**Working data**
-- Start --

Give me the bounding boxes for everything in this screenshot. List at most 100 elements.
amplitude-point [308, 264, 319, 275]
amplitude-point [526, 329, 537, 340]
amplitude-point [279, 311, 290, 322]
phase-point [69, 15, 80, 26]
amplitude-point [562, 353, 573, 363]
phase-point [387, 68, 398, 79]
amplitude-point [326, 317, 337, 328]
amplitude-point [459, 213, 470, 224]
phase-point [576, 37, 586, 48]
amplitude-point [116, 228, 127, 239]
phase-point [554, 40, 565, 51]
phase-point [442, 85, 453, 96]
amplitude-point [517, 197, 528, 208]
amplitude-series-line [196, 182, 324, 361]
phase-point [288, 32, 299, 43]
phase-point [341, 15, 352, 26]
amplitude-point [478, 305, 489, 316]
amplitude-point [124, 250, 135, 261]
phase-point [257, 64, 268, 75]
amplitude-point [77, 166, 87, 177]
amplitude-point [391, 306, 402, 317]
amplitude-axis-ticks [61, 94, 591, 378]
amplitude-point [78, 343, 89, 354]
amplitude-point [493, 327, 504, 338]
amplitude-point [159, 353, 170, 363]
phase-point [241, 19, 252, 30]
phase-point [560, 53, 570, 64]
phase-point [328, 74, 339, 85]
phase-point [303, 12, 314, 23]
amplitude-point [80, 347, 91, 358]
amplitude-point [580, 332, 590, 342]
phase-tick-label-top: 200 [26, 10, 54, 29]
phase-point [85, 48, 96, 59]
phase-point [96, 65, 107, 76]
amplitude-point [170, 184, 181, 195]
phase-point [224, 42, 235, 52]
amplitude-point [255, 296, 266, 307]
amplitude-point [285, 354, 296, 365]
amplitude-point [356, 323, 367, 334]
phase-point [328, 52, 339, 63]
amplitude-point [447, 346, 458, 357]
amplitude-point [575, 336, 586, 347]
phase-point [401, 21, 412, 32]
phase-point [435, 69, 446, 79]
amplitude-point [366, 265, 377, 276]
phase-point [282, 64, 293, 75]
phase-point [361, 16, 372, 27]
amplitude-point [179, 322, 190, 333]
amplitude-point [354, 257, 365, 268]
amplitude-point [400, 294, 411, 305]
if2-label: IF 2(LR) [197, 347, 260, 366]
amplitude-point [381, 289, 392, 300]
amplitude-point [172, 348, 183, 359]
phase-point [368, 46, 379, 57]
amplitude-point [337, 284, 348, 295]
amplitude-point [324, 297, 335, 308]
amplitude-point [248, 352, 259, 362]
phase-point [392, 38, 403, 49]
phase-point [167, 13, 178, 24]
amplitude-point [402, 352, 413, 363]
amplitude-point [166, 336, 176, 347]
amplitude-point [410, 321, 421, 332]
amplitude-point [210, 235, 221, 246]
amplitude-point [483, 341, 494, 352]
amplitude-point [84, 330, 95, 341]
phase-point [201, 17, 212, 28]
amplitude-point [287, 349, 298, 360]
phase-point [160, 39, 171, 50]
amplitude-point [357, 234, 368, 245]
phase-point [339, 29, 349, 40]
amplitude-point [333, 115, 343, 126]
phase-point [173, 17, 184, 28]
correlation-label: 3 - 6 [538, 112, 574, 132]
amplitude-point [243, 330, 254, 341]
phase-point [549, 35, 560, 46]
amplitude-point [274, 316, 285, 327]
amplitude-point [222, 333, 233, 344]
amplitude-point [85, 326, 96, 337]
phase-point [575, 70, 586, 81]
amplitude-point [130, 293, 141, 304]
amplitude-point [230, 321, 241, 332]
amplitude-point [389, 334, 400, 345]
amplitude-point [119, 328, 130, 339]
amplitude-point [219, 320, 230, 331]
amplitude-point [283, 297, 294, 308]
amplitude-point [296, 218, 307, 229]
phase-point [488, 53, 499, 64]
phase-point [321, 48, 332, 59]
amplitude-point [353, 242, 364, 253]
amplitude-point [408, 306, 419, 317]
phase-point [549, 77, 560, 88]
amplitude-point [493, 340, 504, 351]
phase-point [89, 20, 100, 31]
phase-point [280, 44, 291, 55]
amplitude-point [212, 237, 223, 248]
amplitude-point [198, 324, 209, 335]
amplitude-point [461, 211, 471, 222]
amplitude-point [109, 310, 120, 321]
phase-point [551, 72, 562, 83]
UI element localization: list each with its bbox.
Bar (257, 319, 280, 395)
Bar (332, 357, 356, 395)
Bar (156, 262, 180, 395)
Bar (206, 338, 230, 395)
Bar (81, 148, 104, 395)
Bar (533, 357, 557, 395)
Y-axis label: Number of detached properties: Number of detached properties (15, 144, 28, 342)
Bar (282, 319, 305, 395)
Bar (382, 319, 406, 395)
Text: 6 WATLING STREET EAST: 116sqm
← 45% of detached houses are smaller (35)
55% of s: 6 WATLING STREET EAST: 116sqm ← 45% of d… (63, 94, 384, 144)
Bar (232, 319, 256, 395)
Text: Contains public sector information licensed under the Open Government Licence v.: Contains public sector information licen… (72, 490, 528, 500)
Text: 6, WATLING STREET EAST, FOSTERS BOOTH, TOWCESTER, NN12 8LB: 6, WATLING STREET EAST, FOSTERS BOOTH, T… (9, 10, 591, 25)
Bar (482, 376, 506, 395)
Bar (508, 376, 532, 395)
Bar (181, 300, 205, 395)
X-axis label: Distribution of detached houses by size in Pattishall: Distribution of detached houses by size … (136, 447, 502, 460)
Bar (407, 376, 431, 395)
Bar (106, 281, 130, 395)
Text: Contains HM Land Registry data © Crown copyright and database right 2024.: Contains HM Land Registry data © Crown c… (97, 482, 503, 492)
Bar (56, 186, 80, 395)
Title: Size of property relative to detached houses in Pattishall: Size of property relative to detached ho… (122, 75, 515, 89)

-- End --

**Directive**
Reproduce every line of the records above verbatim, without any alteration.

**Written solution**
Give me the bounding boxes for everything in this screenshot. List at most 100 elements.
amplitude-point [308, 264, 319, 275]
amplitude-point [526, 329, 537, 340]
amplitude-point [279, 311, 290, 322]
phase-point [69, 15, 80, 26]
amplitude-point [562, 353, 573, 363]
phase-point [387, 68, 398, 79]
amplitude-point [326, 317, 337, 328]
amplitude-point [459, 213, 470, 224]
phase-point [576, 37, 586, 48]
amplitude-point [116, 228, 127, 239]
phase-point [554, 40, 565, 51]
phase-point [442, 85, 453, 96]
amplitude-point [517, 197, 528, 208]
amplitude-series-line [196, 182, 324, 361]
phase-point [288, 32, 299, 43]
phase-point [341, 15, 352, 26]
amplitude-point [478, 305, 489, 316]
amplitude-point [124, 250, 135, 261]
phase-point [257, 64, 268, 75]
amplitude-point [77, 166, 87, 177]
amplitude-point [391, 306, 402, 317]
amplitude-axis-ticks [61, 94, 591, 378]
amplitude-point [78, 343, 89, 354]
amplitude-point [493, 327, 504, 338]
amplitude-point [159, 353, 170, 363]
phase-point [241, 19, 252, 30]
phase-point [560, 53, 570, 64]
phase-point [328, 74, 339, 85]
phase-point [303, 12, 314, 23]
amplitude-point [80, 347, 91, 358]
amplitude-point [580, 332, 590, 342]
phase-tick-label-top: 200 [26, 10, 54, 29]
phase-point [85, 48, 96, 59]
phase-point [96, 65, 107, 76]
amplitude-point [170, 184, 181, 195]
phase-point [224, 42, 235, 52]
amplitude-point [255, 296, 266, 307]
amplitude-point [285, 354, 296, 365]
amplitude-point [356, 323, 367, 334]
phase-point [328, 52, 339, 63]
amplitude-point [447, 346, 458, 357]
amplitude-point [575, 336, 586, 347]
phase-point [401, 21, 412, 32]
phase-point [435, 69, 446, 79]
amplitude-point [366, 265, 377, 276]
phase-point [282, 64, 293, 75]
phase-point [361, 16, 372, 27]
amplitude-point [179, 322, 190, 333]
amplitude-point [354, 257, 365, 268]
amplitude-point [400, 294, 411, 305]
if2-label: IF 2(LR) [197, 347, 260, 366]
amplitude-point [381, 289, 392, 300]
amplitude-point [172, 348, 183, 359]
phase-point [368, 46, 379, 57]
amplitude-point [337, 284, 348, 295]
amplitude-point [324, 297, 335, 308]
amplitude-point [248, 352, 259, 362]
phase-point [392, 38, 403, 49]
phase-point [167, 13, 178, 24]
amplitude-point [402, 352, 413, 363]
amplitude-point [166, 336, 176, 347]
amplitude-point [410, 321, 421, 332]
amplitude-point [210, 235, 221, 246]
amplitude-point [483, 341, 494, 352]
amplitude-point [84, 330, 95, 341]
phase-point [201, 17, 212, 28]
amplitude-point [287, 349, 298, 360]
phase-point [160, 39, 171, 50]
amplitude-point [357, 234, 368, 245]
phase-point [339, 29, 349, 40]
amplitude-point [333, 115, 343, 126]
phase-point [173, 17, 184, 28]
correlation-label: 3 - 6 [538, 112, 574, 132]
amplitude-point [243, 330, 254, 341]
phase-point [549, 35, 560, 46]
amplitude-point [274, 316, 285, 327]
amplitude-point [222, 333, 233, 344]
amplitude-point [85, 326, 96, 337]
phase-point [575, 70, 586, 81]
amplitude-point [130, 293, 141, 304]
amplitude-point [230, 321, 241, 332]
amplitude-point [389, 334, 400, 345]
amplitude-point [119, 328, 130, 339]
amplitude-point [219, 320, 230, 331]
amplitude-point [283, 297, 294, 308]
amplitude-point [296, 218, 307, 229]
phase-point [488, 53, 499, 64]
phase-point [321, 48, 332, 59]
amplitude-point [353, 242, 364, 253]
amplitude-point [408, 306, 419, 317]
phase-point [549, 77, 560, 88]
amplitude-point [493, 340, 504, 351]
phase-point [89, 20, 100, 31]
phase-point [280, 44, 291, 55]
amplitude-point [212, 237, 223, 248]
amplitude-point [198, 324, 209, 335]
amplitude-point [461, 211, 471, 222]
amplitude-point [109, 310, 120, 321]
phase-point [551, 72, 562, 83]
UI element localization: list each with its bbox.
Bar (257, 319, 280, 395)
Bar (332, 357, 356, 395)
Bar (156, 262, 180, 395)
Bar (206, 338, 230, 395)
Bar (81, 148, 104, 395)
Bar (533, 357, 557, 395)
Y-axis label: Number of detached properties: Number of detached properties (15, 144, 28, 342)
Bar (282, 319, 305, 395)
Bar (382, 319, 406, 395)
Text: 6 WATLING STREET EAST: 116sqm
← 45% of detached houses are smaller (35)
55% of s: 6 WATLING STREET EAST: 116sqm ← 45% of d… (63, 94, 384, 144)
Bar (232, 319, 256, 395)
Text: Contains public sector information licensed under the Open Government Licence v.: Contains public sector information licen… (72, 490, 528, 500)
Text: 6, WATLING STREET EAST, FOSTERS BOOTH, TOWCESTER, NN12 8LB: 6, WATLING STREET EAST, FOSTERS BOOTH, T… (9, 10, 591, 25)
Bar (482, 376, 506, 395)
Bar (508, 376, 532, 395)
Bar (181, 300, 205, 395)
X-axis label: Distribution of detached houses by size in Pattishall: Distribution of detached houses by size … (136, 447, 502, 460)
Bar (407, 376, 431, 395)
Bar (106, 281, 130, 395)
Text: Contains HM Land Registry data © Crown copyright and database right 2024.: Contains HM Land Registry data © Crown c… (97, 482, 503, 492)
Bar (56, 186, 80, 395)
Title: Size of property relative to detached houses in Pattishall: Size of property relative to detached ho… (122, 75, 515, 89)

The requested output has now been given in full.